Assigned task
Each record needs to be echoed exactly; can you do that?

Dataset excerpts

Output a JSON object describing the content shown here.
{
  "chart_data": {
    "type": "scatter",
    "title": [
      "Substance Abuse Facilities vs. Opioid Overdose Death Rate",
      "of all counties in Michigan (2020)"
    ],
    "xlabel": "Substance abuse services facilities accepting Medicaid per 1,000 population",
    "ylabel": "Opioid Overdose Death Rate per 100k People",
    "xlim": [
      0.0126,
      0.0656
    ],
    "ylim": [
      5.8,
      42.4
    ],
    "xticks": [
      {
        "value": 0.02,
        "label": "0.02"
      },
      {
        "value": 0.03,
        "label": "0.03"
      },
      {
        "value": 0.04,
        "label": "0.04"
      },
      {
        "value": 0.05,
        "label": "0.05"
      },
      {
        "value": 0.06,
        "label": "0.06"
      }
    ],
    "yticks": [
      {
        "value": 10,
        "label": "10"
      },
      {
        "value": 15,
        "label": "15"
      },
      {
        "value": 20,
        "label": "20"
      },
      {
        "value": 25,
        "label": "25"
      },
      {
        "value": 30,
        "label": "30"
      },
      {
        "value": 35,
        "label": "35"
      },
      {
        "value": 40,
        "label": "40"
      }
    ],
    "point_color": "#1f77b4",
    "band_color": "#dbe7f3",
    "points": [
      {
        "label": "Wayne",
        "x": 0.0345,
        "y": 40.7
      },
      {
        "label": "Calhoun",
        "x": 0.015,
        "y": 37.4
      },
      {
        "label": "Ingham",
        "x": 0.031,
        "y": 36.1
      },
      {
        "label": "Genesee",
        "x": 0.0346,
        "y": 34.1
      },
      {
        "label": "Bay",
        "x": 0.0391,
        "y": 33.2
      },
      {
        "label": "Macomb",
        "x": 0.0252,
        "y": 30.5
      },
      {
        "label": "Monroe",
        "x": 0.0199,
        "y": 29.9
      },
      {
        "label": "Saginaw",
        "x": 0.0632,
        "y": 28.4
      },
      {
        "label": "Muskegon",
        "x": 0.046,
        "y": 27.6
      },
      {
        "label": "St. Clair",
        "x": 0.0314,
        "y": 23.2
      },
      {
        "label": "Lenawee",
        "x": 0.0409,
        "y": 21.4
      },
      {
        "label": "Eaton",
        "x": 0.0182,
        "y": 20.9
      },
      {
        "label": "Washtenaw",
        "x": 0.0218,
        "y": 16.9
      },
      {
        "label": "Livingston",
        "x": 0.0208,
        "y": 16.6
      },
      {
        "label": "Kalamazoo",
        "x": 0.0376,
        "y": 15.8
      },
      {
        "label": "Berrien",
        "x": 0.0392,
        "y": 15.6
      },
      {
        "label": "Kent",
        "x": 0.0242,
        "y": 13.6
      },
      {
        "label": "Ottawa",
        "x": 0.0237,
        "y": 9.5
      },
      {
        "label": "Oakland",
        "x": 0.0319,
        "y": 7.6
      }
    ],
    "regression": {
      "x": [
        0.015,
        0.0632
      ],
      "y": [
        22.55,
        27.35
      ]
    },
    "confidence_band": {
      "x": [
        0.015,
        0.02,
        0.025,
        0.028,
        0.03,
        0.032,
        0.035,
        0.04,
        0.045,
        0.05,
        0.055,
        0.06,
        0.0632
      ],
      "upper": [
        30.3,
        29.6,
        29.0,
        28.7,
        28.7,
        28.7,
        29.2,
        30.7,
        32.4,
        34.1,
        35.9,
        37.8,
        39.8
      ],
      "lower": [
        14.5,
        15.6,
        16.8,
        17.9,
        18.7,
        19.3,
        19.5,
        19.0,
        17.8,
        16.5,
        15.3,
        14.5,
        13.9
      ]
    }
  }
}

Task response
Output a JSON object describing the content shown here.
{
  "chart_data": {
    "type": "scatter",
    "title": [
      "Substance Abuse Facilities vs. Opioid Overdose Death Rate",
      "of all counties in Michigan (2020)"
    ],
    "xlabel": "Substance abuse services facilities accepting Medicaid per 1,000 population",
    "ylabel": "Opioid Overdose Death Rate per 100k People",
    "xlim": [
      0.0126,
      0.0656
    ],
    "ylim": [
      5.8,
      42.4
    ],
    "xticks": [
      {
        "value": 0.02,
        "label": "0.02"
      },
      {
        "value": 0.03,
        "label": "0.03"
      },
      {
        "value": 0.04,
        "label": "0.04"
      },
      {
        "value": 0.05,
        "label": "0.05"
      },
      {
        "value": 0.06,
        "label": "0.06"
      }
    ],
    "yticks": [
      {
        "value": 10,
        "label": "10"
      },
      {
        "value": 15,
        "label": "15"
      },
      {
        "value": 20,
        "label": "20"
      },
      {
        "value": 25,
        "label": "25"
      },
      {
        "value": 30,
        "label": "30"
      },
      {
        "value": 35,
        "label": "35"
      },
      {
        "value": 40,
        "label": "40"
      }
    ],
    "point_color": "#1f77b4",
    "band_color": "#dbe7f3",
    "points": [
      {
        "label": "Wayne",
        "x": 0.0345,
        "y": 40.7
      },
      {
        "label": "Calhoun",
        "x": 0.015,
        "y": 37.4
      },
      {
        "label": "Ingham",
        "x": 0.031,
        "y": 36.1
      },
      {
        "label": "Genesee",
        "x": 0.0346,
        "y": 34.1
      },
      {
        "label": "Bay",
        "x": 0.0391,
        "y": 33.2
      },
      {
        "label": "Macomb",
        "x": 0.0252,
        "y": 30.5
      },
      {
        "label": "Monroe",
        "x": 0.0199,
        "y": 29.9
      },
      {
        "label": "Saginaw",
        "x": 0.0632,
        "y": 28.4
      },
      {
        "label": "Muskegon",
        "x": 0.046,
        "y": 27.6
      },
      {
        "label": "St. Clair",
        "x": 0.0314,
        "y": 23.2
      },
      {
        "label": "Lenawee",
        "x": 0.0409,
        "y": 21.4
      },
      {
        "label": "Eaton",
        "x": 0.0182,
        "y": 20.9
      },
      {
        "label": "Washtenaw",
        "x": 0.0218,
        "y": 16.9
      },
      {
        "label": "Livingston",
        "x": 0.0208,
        "y": 16.6
      },
      {
        "label": "Kalamazoo",
        "x": 0.0376,
        "y": 15.8
      },
      {
        "label": "Berrien",
        "x": 0.0392,
        "y": 15.6
      },
      {
        "label": "Kent",
        "x": 0.0242,
        "y": 13.6
      },
      {
        "label": "Ottawa",
        "x": 0.0237,
        "y": 9.5
      },
      {
        "label": "Oakland",
        "x": 0.0319,
        "y": 7.6
      }
    ],
    "regression": {
      "x": [
        0.015,
        0.0632
      ],
      "y": [
        22.55,
        27.35
      ]
    },
    "confidence_band": {
      "x": [
        0.015,
        0.02,
        0.025,
        0.028,
        0.03,
        0.032,
        0.035,
        0.04,
        0.045,
        0.05,
        0.055,
        0.06,
        0.0632
      ],
      "upper": [
        30.3,
        29.6,
        29.0,
        28.7,
        28.7,
        28.7,
        29.2,
        30.7,
        32.4,
        34.1,
        35.9,
        37.8,
        39.8
      ],
      "lower": [
        14.5,
        15.6,
        16.8,
        17.9,
        18.7,
        19.3,
        19.5,
        19.0,
        17.8,
        16.5,
        15.3,
        14.5,
        13.9
      ]
    }
  }
}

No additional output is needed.